> THE PROBLEM
Leave out the pictures and repeat every record exactly.

> MATERIALS PROVIDED

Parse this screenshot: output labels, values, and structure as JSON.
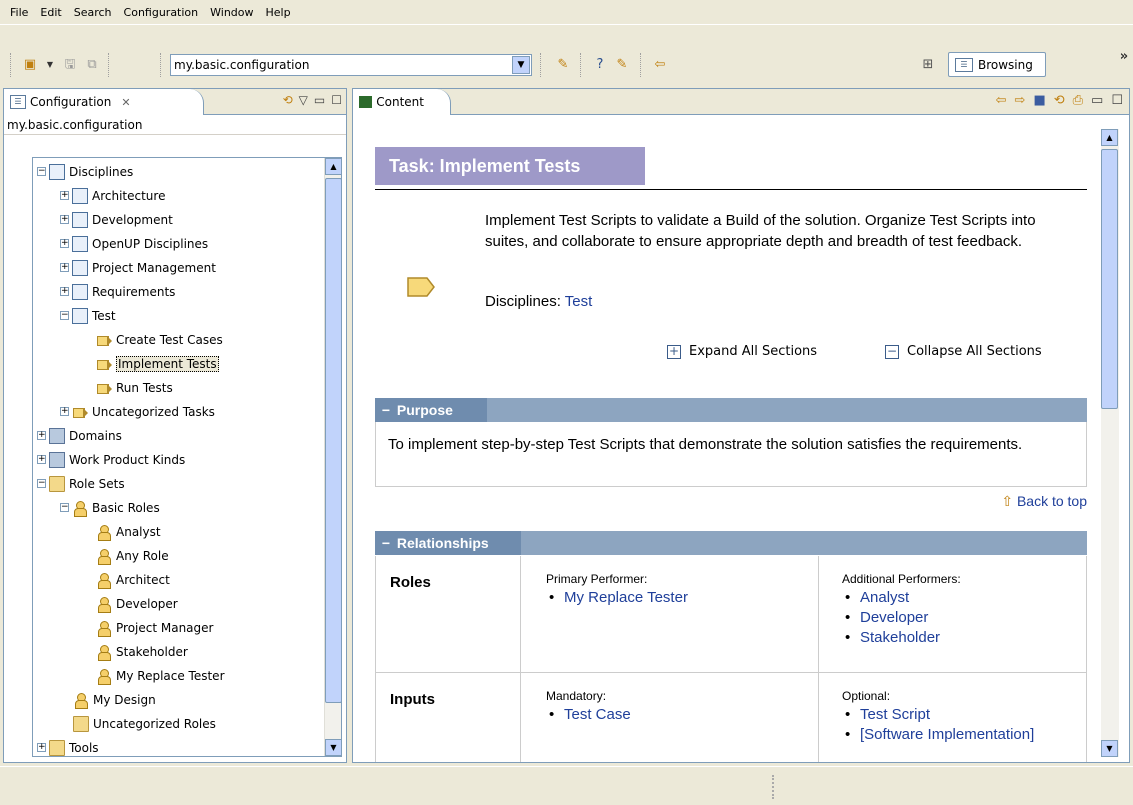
{
  "menu": [
    "File",
    "Edit",
    "Search",
    "Configuration",
    "Window",
    "Help"
  ],
  "toolbar": {
    "config_value": "my.basic.configuration",
    "perspective_label": "Browsing",
    "overflow": "»"
  },
  "left_view": {
    "tab_label": "Configuration",
    "close_glyph": "✕",
    "path": "my.basic.configuration",
    "tree": [
      {
        "label": "Disciplines",
        "expander": "−"
      },
      {
        "label": "Architecture",
        "expander": "+"
      },
      {
        "label": "Development",
        "expander": "+"
      },
      {
        "label": "OpenUP Disciplines",
        "expander": "+"
      },
      {
        "label": "Project Management",
        "expander": "+"
      },
      {
        "label": "Requirements",
        "expander": "+"
      },
      {
        "label": "Test",
        "expander": "−"
      },
      {
        "label": "Create Test Cases"
      },
      {
        "label": "Implement Tests"
      },
      {
        "label": "Run Tests"
      },
      {
        "label": "Uncategorized Tasks",
        "expander": "+"
      },
      {
        "label": "Domains",
        "expander": "+"
      },
      {
        "label": "Work Product Kinds",
        "expander": "+"
      },
      {
        "label": "Role Sets",
        "expander": "−"
      },
      {
        "label": "Basic Roles",
        "expander": "−"
      },
      {
        "label": "Analyst"
      },
      {
        "label": "Any Role"
      },
      {
        "label": "Architect"
      },
      {
        "label": "Developer"
      },
      {
        "label": "Project Manager"
      },
      {
        "label": "Stakeholder"
      },
      {
        "label": "My Replace Tester"
      },
      {
        "label": "My Design"
      },
      {
        "label": "Uncategorized Roles"
      },
      {
        "label": "Tools",
        "expander": "+"
      }
    ]
  },
  "right_view": {
    "tab_label": "Content",
    "title": "Task: Implement Tests",
    "description": "Implement Test Scripts to validate a Build of the solution. Organize Test Scripts into suites, and collaborate to ensure appropriate depth and breadth of test feedback.",
    "disciplines_label": "Disciplines: ",
    "disciplines_link": "Test",
    "expand_all": "Expand All Sections",
    "collapse_all": "Collapse All Sections",
    "purpose_header": "Purpose",
    "purpose_text": "To implement step-by-step Test Scripts that demonstrate the solution satisfies the requirements.",
    "back_to_top": "Back to top",
    "relationships_header": "Relationships",
    "roles_label": "Roles",
    "primary_performer_label": "Primary Performer:",
    "primary_performers": [
      "My Replace Tester"
    ],
    "additional_performers_label": "Additional Performers:",
    "additional_performers": [
      "Analyst",
      "Developer",
      "Stakeholder"
    ],
    "inputs_label": "Inputs",
    "mandatory_label": "Mandatory:",
    "mandatory_inputs": [
      "Test Case"
    ],
    "optional_label": "Optional:",
    "optional_inputs": [
      "Test Script",
      "[Software Implementation]"
    ]
  }
}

> OUTPUT BELOW
Parse this screenshot: output labels, values, and structure as JSON.
{
  "menu": [
    "File",
    "Edit",
    "Search",
    "Configuration",
    "Window",
    "Help"
  ],
  "toolbar": {
    "config_value": "my.basic.configuration",
    "perspective_label": "Browsing",
    "overflow": "»"
  },
  "left_view": {
    "tab_label": "Configuration",
    "close_glyph": "✕",
    "path": "my.basic.configuration",
    "tree": [
      {
        "label": "Disciplines",
        "expander": "−"
      },
      {
        "label": "Architecture",
        "expander": "+"
      },
      {
        "label": "Development",
        "expander": "+"
      },
      {
        "label": "OpenUP Disciplines",
        "expander": "+"
      },
      {
        "label": "Project Management",
        "expander": "+"
      },
      {
        "label": "Requirements",
        "expander": "+"
      },
      {
        "label": "Test",
        "expander": "−"
      },
      {
        "label": "Create Test Cases"
      },
      {
        "label": "Implement Tests"
      },
      {
        "label": "Run Tests"
      },
      {
        "label": "Uncategorized Tasks",
        "expander": "+"
      },
      {
        "label": "Domains",
        "expander": "+"
      },
      {
        "label": "Work Product Kinds",
        "expander": "+"
      },
      {
        "label": "Role Sets",
        "expander": "−"
      },
      {
        "label": "Basic Roles",
        "expander": "−"
      },
      {
        "label": "Analyst"
      },
      {
        "label": "Any Role"
      },
      {
        "label": "Architect"
      },
      {
        "label": "Developer"
      },
      {
        "label": "Project Manager"
      },
      {
        "label": "Stakeholder"
      },
      {
        "label": "My Replace Tester"
      },
      {
        "label": "My Design"
      },
      {
        "label": "Uncategorized Roles"
      },
      {
        "label": "Tools",
        "expander": "+"
      }
    ]
  },
  "right_view": {
    "tab_label": "Content",
    "title": "Task: Implement Tests",
    "description": "Implement Test Scripts to validate a Build of the solution. Organize Test Scripts into suites, and collaborate to ensure appropriate depth and breadth of test feedback.",
    "disciplines_label": "Disciplines: ",
    "disciplines_link": "Test",
    "expand_all": "Expand All Sections",
    "collapse_all": "Collapse All Sections",
    "purpose_header": "Purpose",
    "purpose_text": "To implement step-by-step Test Scripts that demonstrate the solution satisfies the requirements.",
    "back_to_top": "Back to top",
    "relationships_header": "Relationships",
    "roles_label": "Roles",
    "primary_performer_label": "Primary Performer:",
    "primary_performers": [
      "My Replace Tester"
    ],
    "additional_performers_label": "Additional Performers:",
    "additional_performers": [
      "Analyst",
      "Developer",
      "Stakeholder"
    ],
    "inputs_label": "Inputs",
    "mandatory_label": "Mandatory:",
    "mandatory_inputs": [
      "Test Case"
    ],
    "optional_label": "Optional:",
    "optional_inputs": [
      "Test Script",
      "[Software Implementation]"
    ]
  }
}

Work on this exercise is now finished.